#### What you should do:
Images are not part of the copy; transcribe all the data exactly.

#### Task input:

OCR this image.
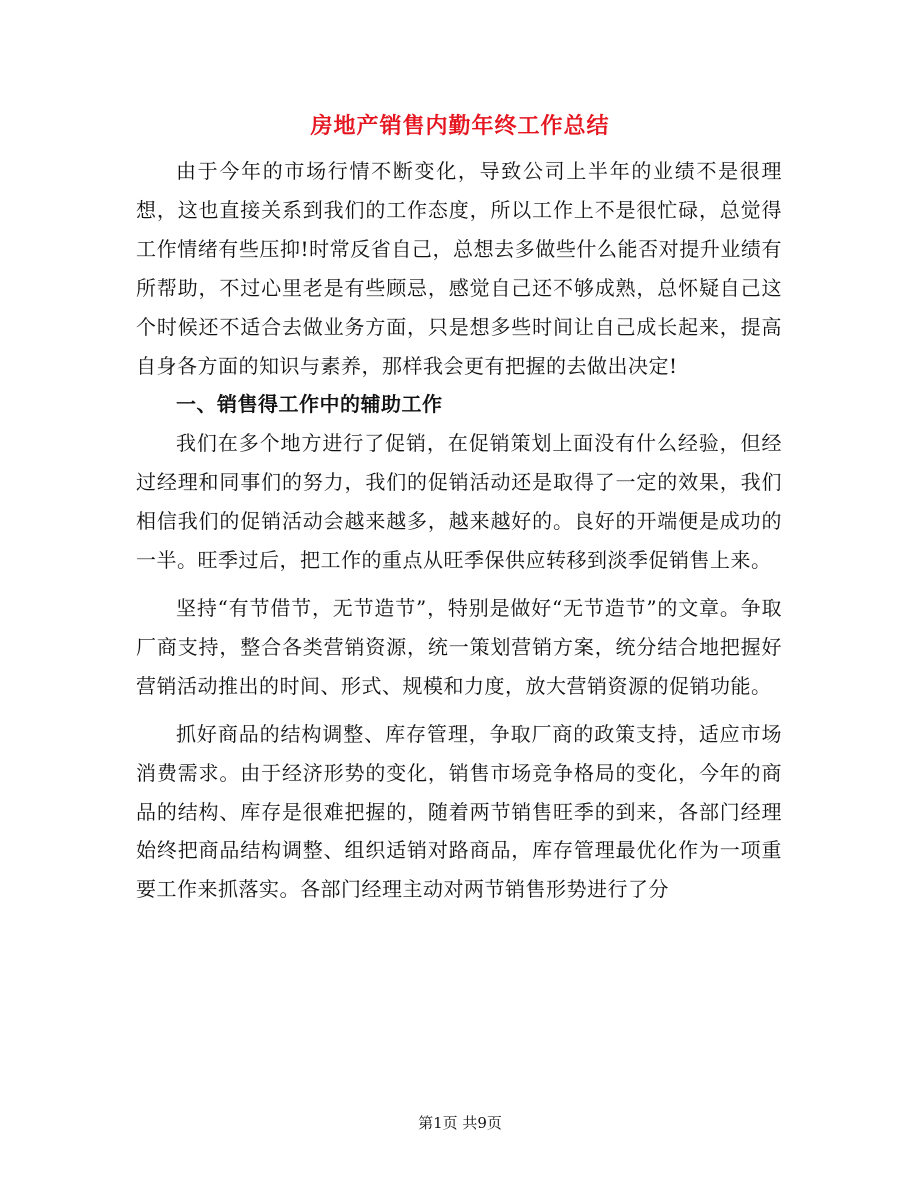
房地产销售内勤年终工作总结

由于今年的市场行情不断变化，导致公司上半年的业绩不是很理想，这也直接关系到我们的工作态度，所以工作上不是很忙碌，总觉得工作情绪有些压抑!时常反省自己，总想去多做些什么能否对提升业绩有所帮助，不过心里老是有些顾忌，感觉自己还不够成熟，总怀疑自己这个时候还不适合去做业务方面，只是想多些时间让自己成长起来，提高自身各方面的知识与素养，那样我会更有把握的去做出决定!

一、销售得工作中的辅助工作

我们在多个地方进行了促销，在促销策划上面没有什么经验，但经过经理和同事们的努力，我们的促销活动还是取得了一定的效果，我们相信我们的促销活动会越来越多，越来越好的。良好的开端便是成功的一半。旺季过后，把工作的重点从旺季保供应转移到淡季促销售上来。

坚持“有节借节，无节造节”，特别是做好“无节造节”的文章。争取厂商支持，整合各类营销资源，统一策划营销方案，统分结合地把握好营销活动推出的时间、形式、规模和力度，放大营销资源的促销功能。

抓好商品的结构调整、库存管理，争取厂商的政策支持，适应市场消费需求。由于经济形势的变化，销售市场竞争格局的变化，今年的商品的结构、库存是很难把握的，随着两节销售旺季的到来，各部门经理始终把商品结构调整、组织适销对路商品，库存管理最优化作为一项重要工作来抓落实。各部门经理主动对两节销售形势进行了分

第1页 共9页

#### Exercise response:
OCR this image.
房地产销售内勤年终工作总结

由于今年的市场行情不断变化，导致公司上半年的业绩不是很理想，这也直接关系到我们的工作态度，所以工作上不是很忙碌，总觉得工作情绪有些压抑!时常反省自己，总想去多做些什么能否对提升业绩有所帮助，不过心里老是有些顾忌，感觉自己还不够成熟，总怀疑自己这个时候还不适合去做业务方面，只是想多些时间让自己成长起来，提高自身各方面的知识与素养，那样我会更有把握的去做出决定!

一、销售得工作中的辅助工作

我们在多个地方进行了促销，在促销策划上面没有什么经验，但经过经理和同事们的努力，我们的促销活动还是取得了一定的效果，我们相信我们的促销活动会越来越多，越来越好的。良好的开端便是成功的一半。旺季过后，把工作的重点从旺季保供应转移到淡季促销售上来。

坚持“有节借节，无节造节”，特别是做好“无节造节”的文章。争取厂商支持，整合各类营销资源，统一策划营销方案，统分结合地把握好营销活动推出的时间、形式、规模和力度，放大营销资源的促销功能。

抓好商品的结构调整、库存管理，争取厂商的政策支持，适应市场消费需求。由于经济形势的变化，销售市场竞争格局的变化，今年的商品的结构、库存是很难把握的，随着两节销售旺季的到来，各部门经理始终把商品结构调整、组织适销对路商品，库存管理最优化作为一项重要工作来抓落实。各部门经理主动对两节销售形势进行了分

第1页 共9页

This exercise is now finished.